* WHAT IS BEING ASKED
Show all lines that include the string "order"; copy each one.

— START —

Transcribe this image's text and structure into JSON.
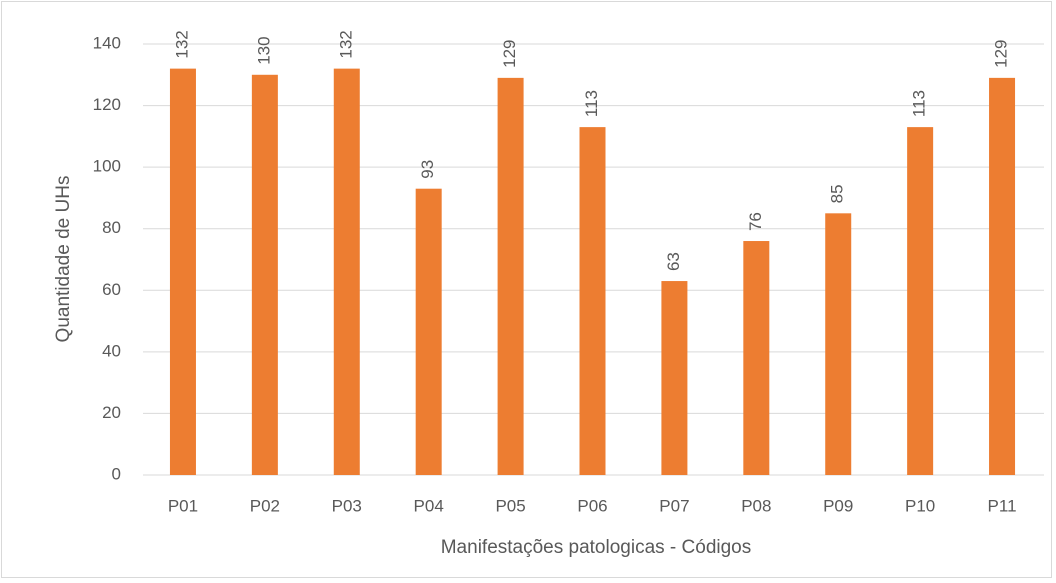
{
  "chart_data": {
    "type": "bar",
    "x_label": "Manifestações patologicas - Códigos",
    "y_label": "Quantidade de UHs",
    "categories": [
      "P01",
      "P02",
      "P03",
      "P04",
      "P05",
      "P06",
      "P07",
      "P08",
      "P09",
      "P10",
      "P11"
    ],
    "values": [
      132,
      130,
      132,
      93,
      129,
      113,
      63,
      76,
      85,
      113,
      129
    ],
    "color": "#ed7d31",
    "ylim": [
      0,
      140
    ],
    "yticks": [
      0,
      20,
      40,
      60,
      80,
      100,
      120,
      140
    ],
    "grid": true
  }
}
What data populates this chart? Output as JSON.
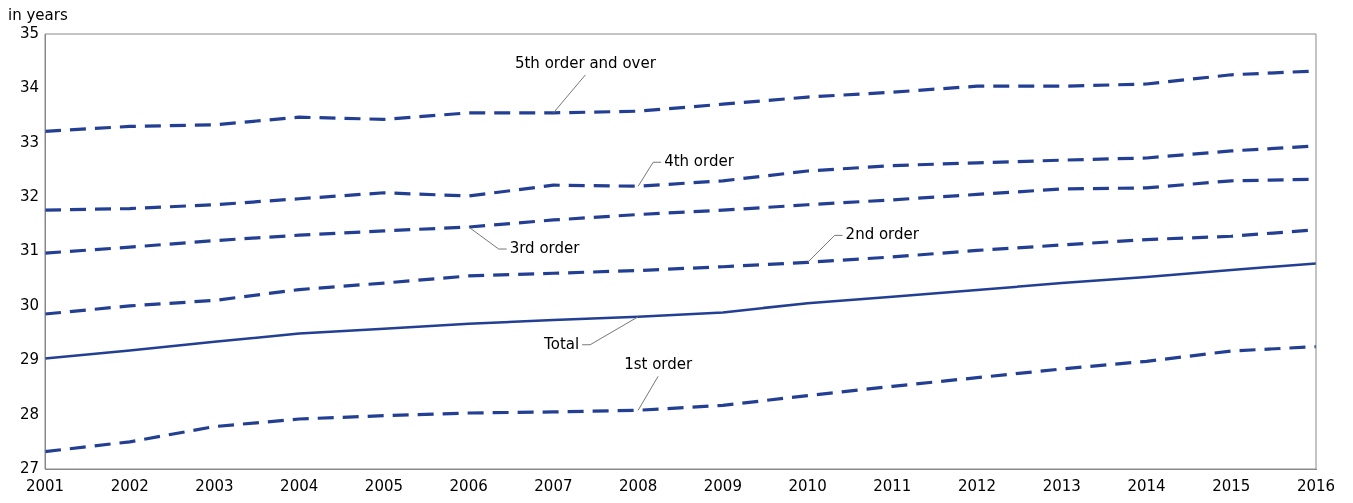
{
  "chart_data": {
    "type": "line",
    "ylabel": "in years",
    "categories": [
      "2001",
      "2002",
      "2003",
      "2004",
      "2005",
      "2006",
      "2007",
      "2008",
      "2009",
      "2010",
      "2011",
      "2012",
      "2013",
      "2014",
      "2015",
      "2016"
    ],
    "ylim": [
      27,
      35
    ],
    "yticks": [
      27,
      28,
      29,
      30,
      31,
      32,
      33,
      34,
      35
    ],
    "grid": false,
    "legend": false,
    "marker": "none",
    "series": [
      {
        "name": "5th order and over",
        "color": "#233f94",
        "line_style": "dashed",
        "values": [
          33.21,
          33.3,
          33.33,
          33.47,
          33.43,
          33.55,
          33.55,
          33.58,
          33.71,
          33.84,
          33.93,
          34.04,
          34.04,
          34.08,
          34.25,
          34.32
        ]
      },
      {
        "name": "4th order",
        "color": "#233f94",
        "line_style": "dashed",
        "values": [
          31.76,
          31.79,
          31.86,
          31.97,
          32.08,
          32.02,
          32.22,
          32.2,
          32.3,
          32.48,
          32.58,
          32.63,
          32.68,
          32.72,
          32.85,
          32.94
        ]
      },
      {
        "name": "3rd order",
        "color": "#233f94",
        "line_style": "dashed",
        "values": [
          30.97,
          31.08,
          31.2,
          31.3,
          31.38,
          31.45,
          31.58,
          31.68,
          31.76,
          31.86,
          31.95,
          32.05,
          32.15,
          32.17,
          32.3,
          32.33
        ]
      },
      {
        "name": "2nd order",
        "color": "#233f94",
        "line_style": "dashed",
        "values": [
          29.85,
          30.0,
          30.1,
          30.3,
          30.42,
          30.55,
          30.6,
          30.65,
          30.72,
          30.8,
          30.9,
          31.02,
          31.12,
          31.22,
          31.28,
          31.4
        ]
      },
      {
        "name": "Total",
        "color": "#233f94",
        "line_style": "solid",
        "values": [
          29.03,
          29.18,
          29.34,
          29.49,
          29.58,
          29.67,
          29.74,
          29.8,
          29.88,
          30.05,
          30.17,
          30.29,
          30.42,
          30.53,
          30.66,
          30.78
        ]
      },
      {
        "name": "1st order",
        "color": "#233f94",
        "line_style": "dashed",
        "values": [
          27.32,
          27.5,
          27.78,
          27.92,
          27.98,
          28.03,
          28.05,
          28.08,
          28.17,
          28.35,
          28.52,
          28.68,
          28.84,
          28.98,
          29.17,
          29.25
        ]
      }
    ]
  }
}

— END —

* ANSWER TO THE EXERCISE
        "name": "5th order and over",
        "name": "4th order",
        "name": "3rd order",
        "name": "2nd order",
        "name": "1st order",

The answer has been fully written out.